---------- GIVEN DATA ----------
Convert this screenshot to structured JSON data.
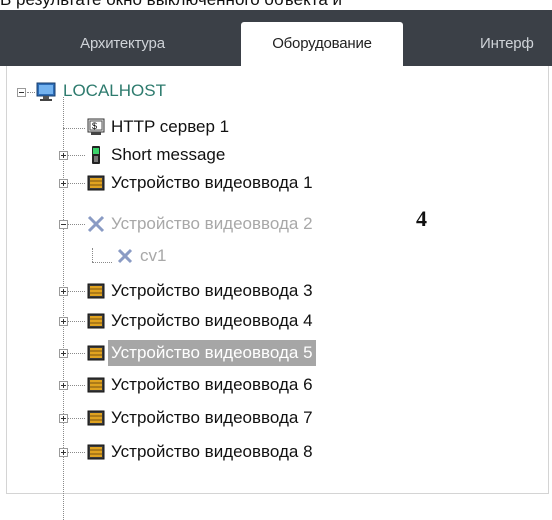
{
  "caption": "В результате окно выключенного объекта и",
  "tabs": [
    {
      "label": "Архитектура",
      "active": false
    },
    {
      "label": "Оборудование",
      "active": true
    },
    {
      "label": "Интерф",
      "active": false
    }
  ],
  "tree": {
    "root": {
      "label": "LOCALHOST",
      "expanded": true,
      "icon": "computer-icon"
    },
    "children": [
      {
        "label": "HTTP сервер 1",
        "icon": "http-server-icon",
        "expander": "none"
      },
      {
        "label": "Short message",
        "icon": "phone-icon",
        "expander": "plus"
      },
      {
        "label": "Устройство видеоввода 1",
        "icon": "video-device-icon",
        "expander": "plus"
      },
      {
        "label": "Устройство видеоввода 2",
        "icon": "disabled-x-icon",
        "expander": "minus",
        "disabled": true,
        "children": [
          {
            "label": "cv1",
            "icon": "disabled-x-icon",
            "disabled": true
          }
        ]
      },
      {
        "label": "Устройство видеоввода 3",
        "icon": "video-device-icon",
        "expander": "plus"
      },
      {
        "label": "Устройство видеоввода 4",
        "icon": "video-device-icon",
        "expander": "plus"
      },
      {
        "label": "Устройство видеоввода 5",
        "icon": "video-device-icon",
        "expander": "plus",
        "selected": true
      },
      {
        "label": "Устройство видеоввода 6",
        "icon": "video-device-icon",
        "expander": "plus"
      },
      {
        "label": "Устройство видеоввода 7",
        "icon": "video-device-icon",
        "expander": "plus"
      },
      {
        "label": "Устройство видеоввода 8",
        "icon": "video-device-icon",
        "expander": "plus"
      }
    ]
  },
  "annotation": "4"
}
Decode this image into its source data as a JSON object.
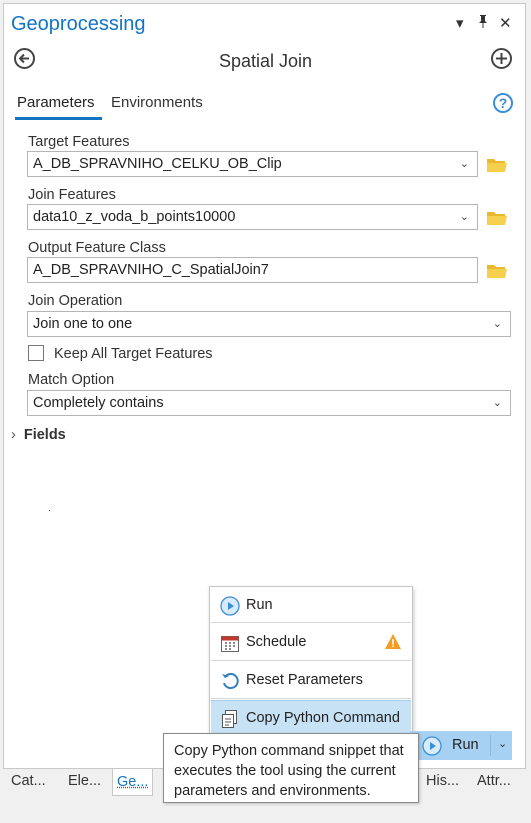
{
  "pane": {
    "title": "Geoprocessing",
    "controls": {
      "options": "▾",
      "pin": "🖈",
      "close": "✕"
    }
  },
  "header": {
    "back": "←",
    "tool_name": "Spatial Join",
    "add": "+"
  },
  "tabs": {
    "parameters": "Parameters",
    "environments": "Environments",
    "help": "?"
  },
  "params": {
    "target_features": {
      "label": "Target Features",
      "value": "A_DB_SPRAVNIHO_CELKU_OB_Clip"
    },
    "join_features": {
      "label": "Join Features",
      "value": "data10_z_voda_b_points10000"
    },
    "output_feature_class": {
      "label": "Output Feature Class",
      "value": "A_DB_SPRAVNIHO_C_SpatialJoin7"
    },
    "join_operation": {
      "label": "Join Operation",
      "value": "Join one to one"
    },
    "keep_all": {
      "label": "Keep All Target Features",
      "checked": false
    },
    "match_option": {
      "label": "Match Option",
      "value": "Completely contains"
    },
    "fields": {
      "label": "Fields"
    }
  },
  "menu": {
    "items": [
      {
        "label": "Run",
        "icon": "play-icon"
      },
      {
        "label": "Schedule",
        "icon": "calendar-icon",
        "warning": true
      },
      {
        "label": "Reset Parameters",
        "icon": "reset-icon"
      },
      {
        "label": "Copy Python Command",
        "icon": "copy-icon",
        "highlighted": true
      }
    ]
  },
  "run_button": {
    "label": "Run"
  },
  "tooltip": {
    "text": "Copy Python command snippet that executes the tool using the current parameters and environments."
  },
  "bottom_tabs": [
    "Cat...",
    "Ele...",
    "Ge...",
    "His...",
    "Attr..."
  ],
  "colors": {
    "accent": "#1474c4",
    "highlight": "#c7e1f5",
    "run": "#a6d1f3",
    "folder": "#e8b92d",
    "warning": "#f39c1f"
  }
}
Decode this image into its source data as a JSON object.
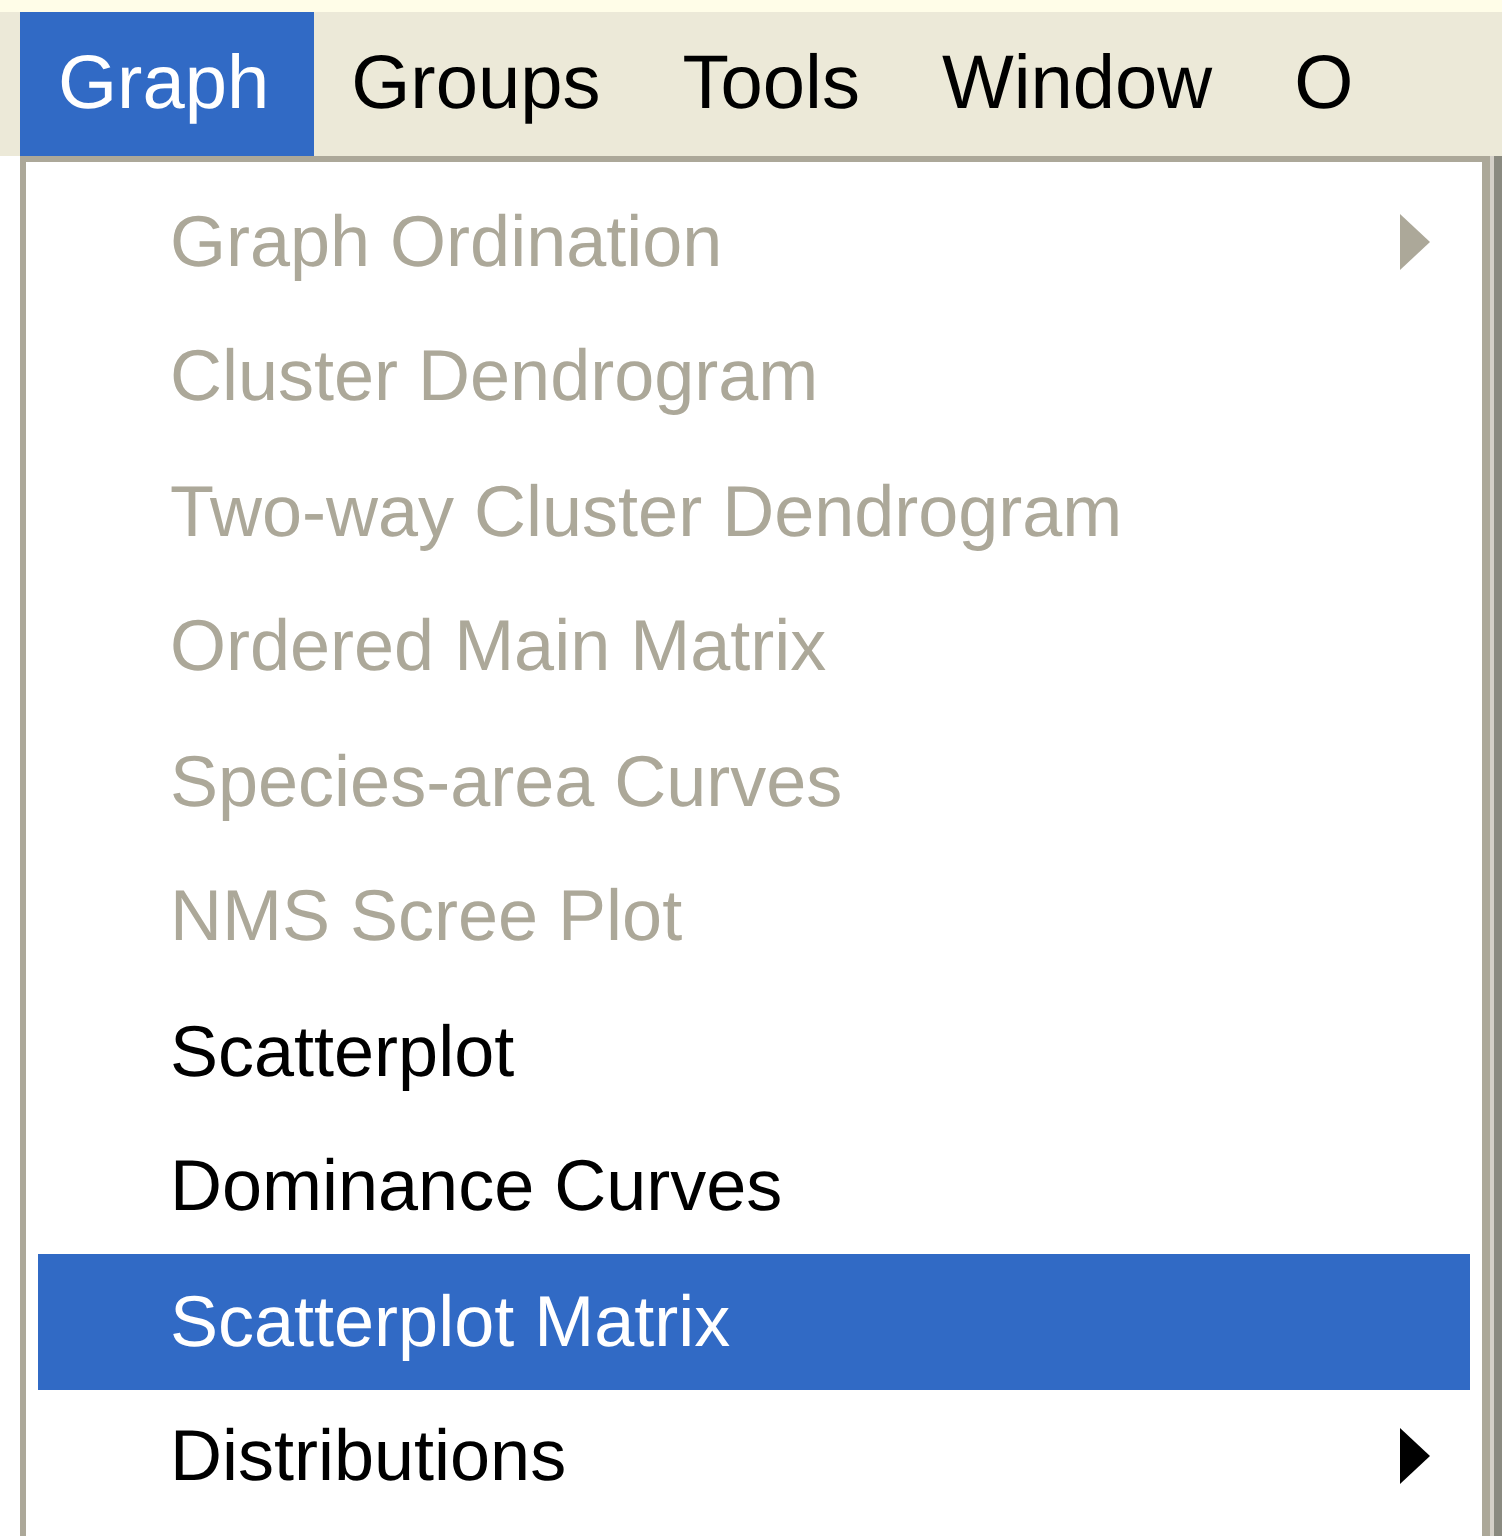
{
  "menu_bar": [
    {
      "label": "Graph",
      "selected": true
    },
    {
      "label": "Groups",
      "selected": false
    },
    {
      "label": "Tools",
      "selected": false
    },
    {
      "label": "Window",
      "selected": false
    },
    {
      "label": "O",
      "selected": false
    }
  ],
  "menu": {
    "items": [
      {
        "label": "Graph Ordination",
        "disabled": true,
        "submenu": true,
        "selected": false
      },
      {
        "label": "Cluster Dendrogram",
        "disabled": true,
        "submenu": false,
        "selected": false
      },
      {
        "label": "Two-way Cluster Dendrogram",
        "disabled": true,
        "submenu": false,
        "selected": false
      },
      {
        "label": "Ordered Main Matrix",
        "disabled": true,
        "submenu": false,
        "selected": false
      },
      {
        "label": "Species-area Curves",
        "disabled": true,
        "submenu": false,
        "selected": false
      },
      {
        "label": "NMS Scree Plot",
        "disabled": true,
        "submenu": false,
        "selected": false
      },
      {
        "label": "Scatterplot",
        "disabled": false,
        "submenu": false,
        "selected": false
      },
      {
        "label": "Dominance Curves",
        "disabled": false,
        "submenu": false,
        "selected": false
      },
      {
        "label": "Scatterplot Matrix",
        "disabled": false,
        "submenu": false,
        "selected": true
      },
      {
        "label": "Distributions",
        "disabled": false,
        "submenu": true,
        "selected": false
      }
    ]
  }
}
----------
### WHAT IS BEING ASKED
Look for the word "Matrix" in every line of the listing and copy the lines that have it.

### SOLVED EXERCISE
        "label": "Ordered Main Matrix",
        "label": "Scatterplot Matrix",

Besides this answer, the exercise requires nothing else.